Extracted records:

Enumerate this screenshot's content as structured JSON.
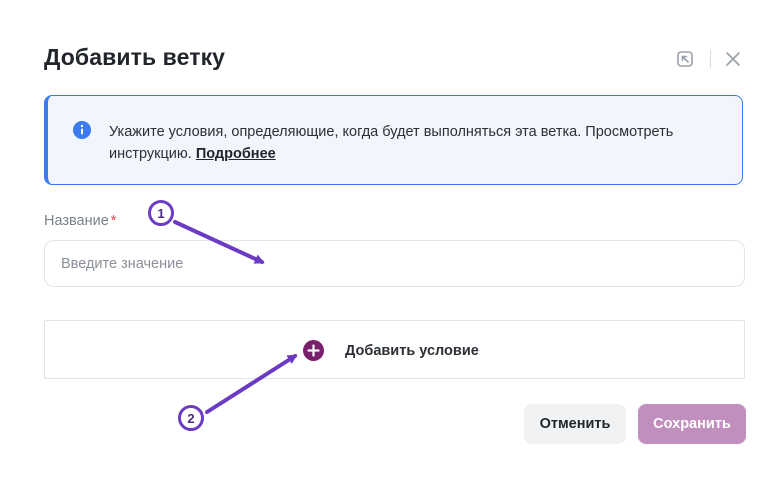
{
  "dialog": {
    "title": "Добавить ветку",
    "header_icons": [
      "collapse-arrow-icon",
      "close-icon"
    ]
  },
  "info": {
    "text": "Укажите условия, определяющие, когда будет выполняться эта ветка. Просмотреть инструкцию.",
    "link": "Подробнее"
  },
  "form": {
    "name_label": "Название",
    "required_mark": "*",
    "name_placeholder": "Введите значение",
    "name_value": ""
  },
  "conditions": {
    "add_label": "Добавить условие"
  },
  "buttons": {
    "cancel": "Отменить",
    "save": "Сохранить"
  },
  "annotations": [
    {
      "number": "1"
    },
    {
      "number": "2"
    }
  ],
  "colors": {
    "accent": "#3b7bec",
    "info_bg": "#f1f6fd",
    "add_icon": "#7a1f6b",
    "save_button": "#c08fbe",
    "annotation": "#6c3bc4",
    "required": "#e5484d"
  }
}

| WHAT YOU SHOULD DO |
Leave the images out and output the remaining material exactly as it stands.

| ANSWER TO THE PROBLEM |
Enumerate this screenshot's content as structured JSON.
{
  "dialog": {
    "title": "Добавить ветку",
    "header_icons": [
      "collapse-arrow-icon",
      "close-icon"
    ]
  },
  "info": {
    "text": "Укажите условия, определяющие, когда будет выполняться эта ветка. Просмотреть инструкцию.",
    "link": "Подробнее"
  },
  "form": {
    "name_label": "Название",
    "required_mark": "*",
    "name_placeholder": "Введите значение",
    "name_value": ""
  },
  "conditions": {
    "add_label": "Добавить условие"
  },
  "buttons": {
    "cancel": "Отменить",
    "save": "Сохранить"
  },
  "annotations": [
    {
      "number": "1"
    },
    {
      "number": "2"
    }
  ],
  "colors": {
    "accent": "#3b7bec",
    "info_bg": "#f1f6fd",
    "add_icon": "#7a1f6b",
    "save_button": "#c08fbe",
    "annotation": "#6c3bc4",
    "required": "#e5484d"
  }
}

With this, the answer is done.